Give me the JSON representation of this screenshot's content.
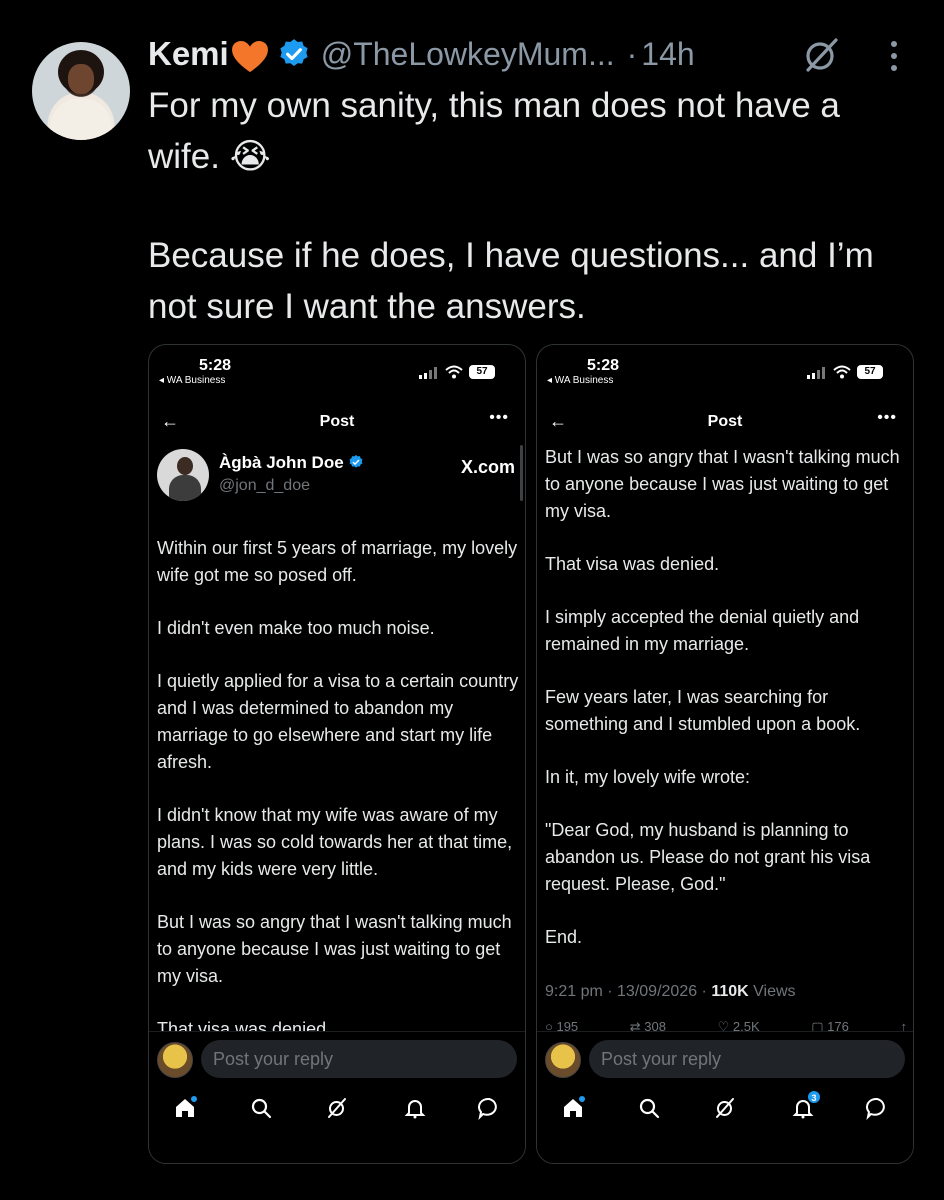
{
  "tweet": {
    "author_name": "Kemi",
    "handle": "@TheLowkeyMum...",
    "separator": "·",
    "time": "14h",
    "text_lines": [
      "For my own sanity, this man does not have a",
      "wife. 😭",
      "Because if he does, I have questions... and I’m",
      "not sure I want the answers."
    ]
  },
  "screenshots": {
    "left": {
      "status_time": "5:28",
      "status_app": "◂ WA Business",
      "battery": "57",
      "header_title": "Post",
      "author_name": "Àgbà John Doe",
      "author_handle": "@jon_d_doe",
      "source": "X.com",
      "paragraphs": [
        "Within our first 5 years of marriage, my lovely wife got me so posed off.",
        "I didn't even make too much noise.",
        "I quietly applied for a visa to a certain country and I was determined to abandon my marriage to go elsewhere and start my life afresh.",
        "I didn't know that my wife was aware of my plans. I was so cold towards her at that time, and my kids were very little.",
        "But I was so angry that I wasn't talking much to anyone because I was just waiting to get my visa.",
        "That visa was denied."
      ],
      "reply_placeholder": "Post your reply"
    },
    "right": {
      "status_time": "5:28",
      "status_app": "◂ WA Business",
      "battery": "57",
      "header_title": "Post",
      "paragraphs": [
        "But I was so angry that I wasn't talking much to anyone because I was just waiting to get my visa.",
        "That visa was denied.",
        "I simply accepted the denial quietly and remained in my marriage.",
        "Few years later, I was searching for something and I stumbled upon a book.",
        "In it, my lovely wife wrote:",
        "\"Dear God, my husband is planning to abandon us. Please do not grant his visa request. Please, God.\"",
        "End."
      ],
      "meta_time": "9:21 pm · 13/09/2026 · ",
      "meta_views_count": "110K",
      "meta_views_label": " Views",
      "engagement": [
        "195",
        "308",
        "2.5K",
        "176"
      ],
      "reply_placeholder": "Post your reply",
      "notification_count": "3"
    }
  },
  "colors": {
    "background": "#000000",
    "text": "#e7e9ea",
    "secondary": "#8b98a5",
    "accent": "#1d9bf0",
    "heart": "#f4762a"
  },
  "icons": [
    "orange-heart-icon",
    "verified-badge-icon",
    "grok-icon",
    "more-icon",
    "back-arrow-icon",
    "home-icon",
    "search-icon",
    "bell-icon",
    "messages-icon"
  ]
}
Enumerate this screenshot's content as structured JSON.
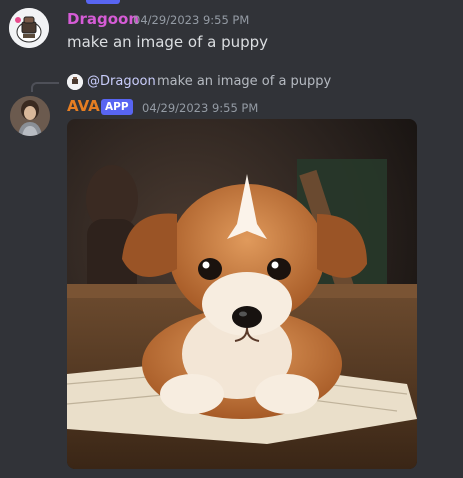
{
  "messages": [
    {
      "author": "Dragoon",
      "timestamp": "04/29/2023 9:55 PM",
      "content": "make an image of a puppy",
      "author_color": "#d65cd6"
    },
    {
      "author": "AVA",
      "badge": "APP",
      "timestamp": "04/29/2023 9:55 PM",
      "author_color": "#e67e22",
      "reply": {
        "mention": "@Dragoon",
        "text": "make an image of a puppy"
      },
      "attachment": {
        "icon": "puppy-image"
      }
    }
  ],
  "colors": {
    "background": "#313338",
    "badge": "#5865f2",
    "mention": "#c9cdfb"
  }
}
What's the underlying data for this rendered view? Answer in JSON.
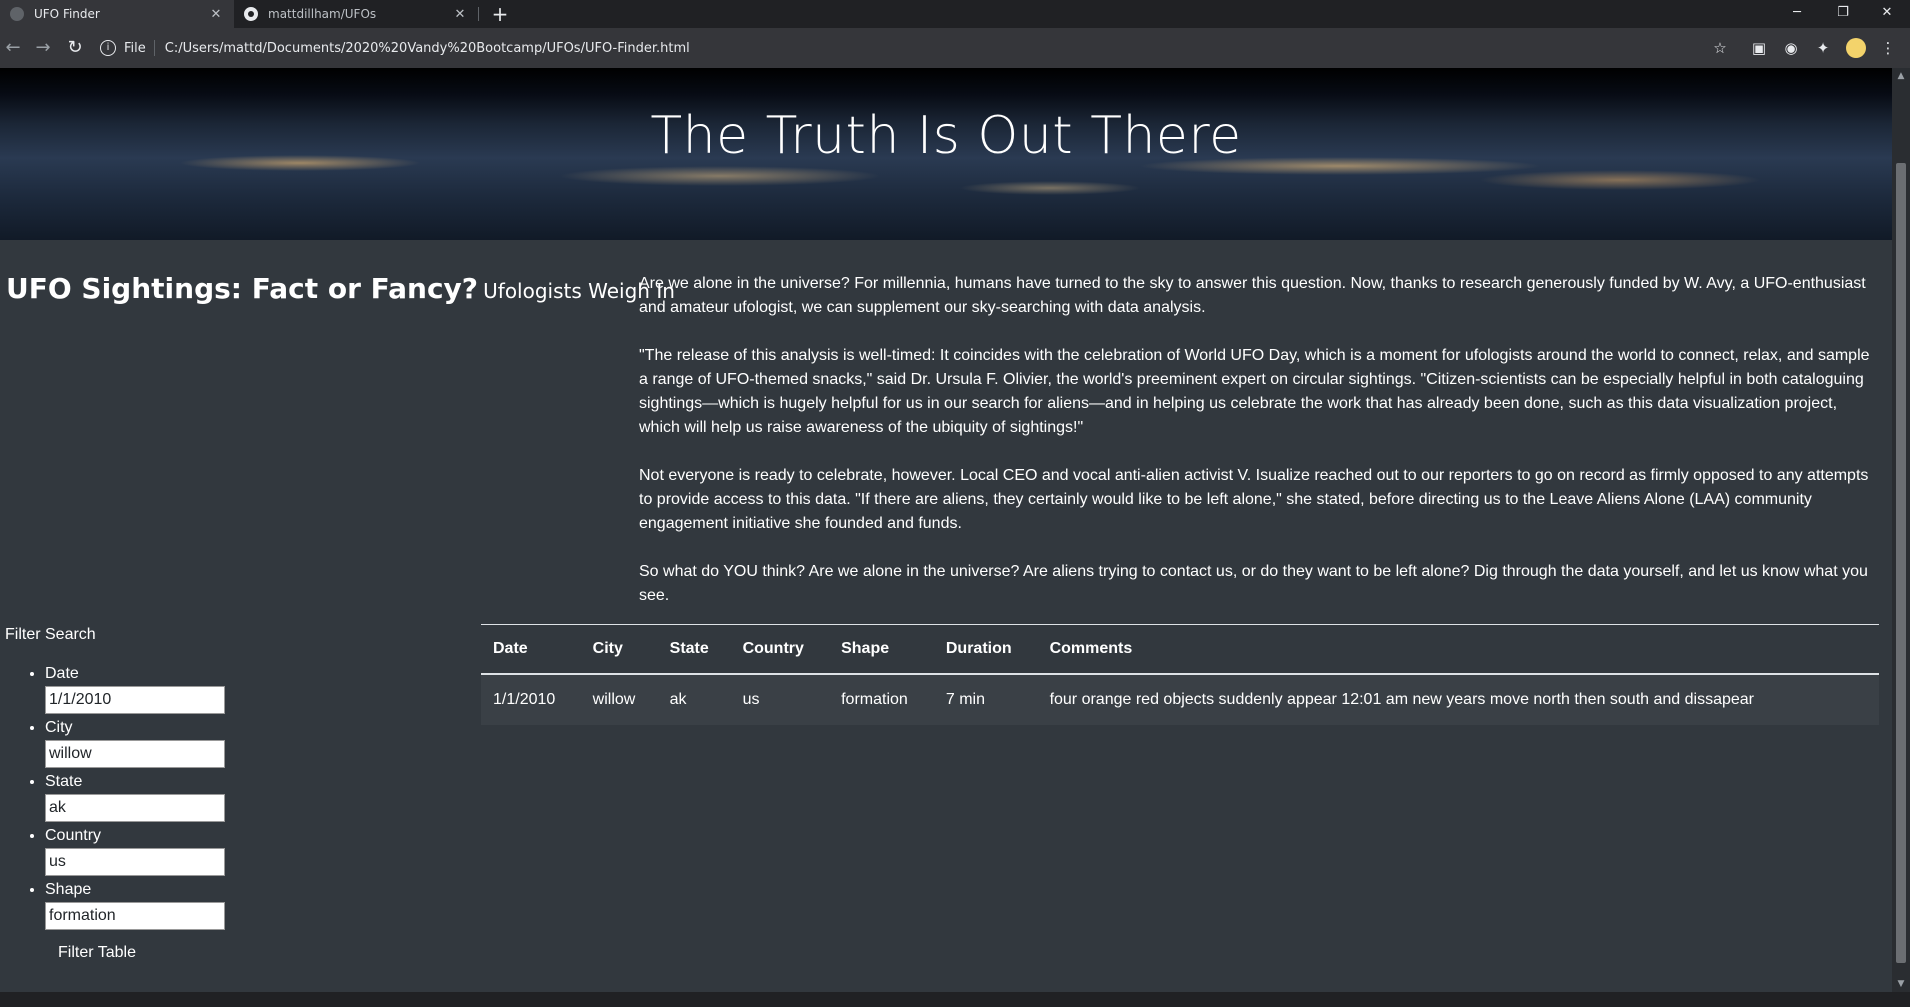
{
  "browser": {
    "tabs": [
      {
        "title": "UFO Finder",
        "active": true
      },
      {
        "title": "mattdillham/UFOs",
        "active": false
      }
    ],
    "new_tab": "+",
    "address": {
      "scheme": "File",
      "url": "C:/Users/mattd/Documents/2020%20Vandy%20Bootcamp/UFOs/UFO-Finder.html"
    }
  },
  "hero": {
    "title": "The Truth Is Out There"
  },
  "headline": {
    "main": "UFO Sightings: Fact or Fancy?",
    "sub": "Ufologists Weigh In"
  },
  "article": {
    "paragraphs": [
      "Are we alone in the universe? For millennia, humans have turned to the sky to answer this question. Now, thanks to research generously funded by W. Avy, a UFO-enthusiast and amateur ufologist, we can supplement our sky-searching with data analysis.",
      "\"The release of this analysis is well-timed: It coincides with the celebration of World UFO Day, which is a moment for ufologists around the world to connect, relax, and sample a range of UFO-themed snacks,\" said Dr. Ursula F. Olivier, the world's preeminent expert on circular sightings. \"Citizen-scientists can be especially helpful in both cataloguing sightings—which is hugely helpful for us in our search for aliens—and in helping us celebrate the work that has already been done, such as this data visualization project, which will help us raise awareness of the ubiquity of sightings!\"",
      "Not everyone is ready to celebrate, however. Local CEO and vocal anti-alien activist V. Isualize reached out to our reporters to go on record as firmly opposed to any attempts to provide access to this data. \"If there are aliens, they certainly would like to be left alone,\" she stated, before directing us to the Leave Aliens Alone (LAA) community engagement initiative she founded and funds.",
      "So what do YOU think? Are we alone in the universe? Are aliens trying to contact us, or do they want to be left alone? Dig through the data yourself, and let us know what you see."
    ]
  },
  "filters": {
    "title": "Filter Search",
    "fields": [
      {
        "label": "Date",
        "value": "1/1/2010"
      },
      {
        "label": "City",
        "value": "willow"
      },
      {
        "label": "State",
        "value": "ak"
      },
      {
        "label": "Country",
        "value": "us"
      },
      {
        "label": "Shape",
        "value": "formation"
      }
    ],
    "button": "Filter Table"
  },
  "table": {
    "headers": [
      "Date",
      "City",
      "State",
      "Country",
      "Shape",
      "Duration",
      "Comments"
    ],
    "rows": [
      [
        "1/1/2010",
        "willow",
        "ak",
        "us",
        "formation",
        "7 min",
        "four orange red objects suddenly appear 12:01 am new years move north then south and dissapear"
      ]
    ]
  }
}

## Exercise requirements
Of the lines in the material, how many contain the word "years"? Reply with the number and nothing else.

## Exercise solution
3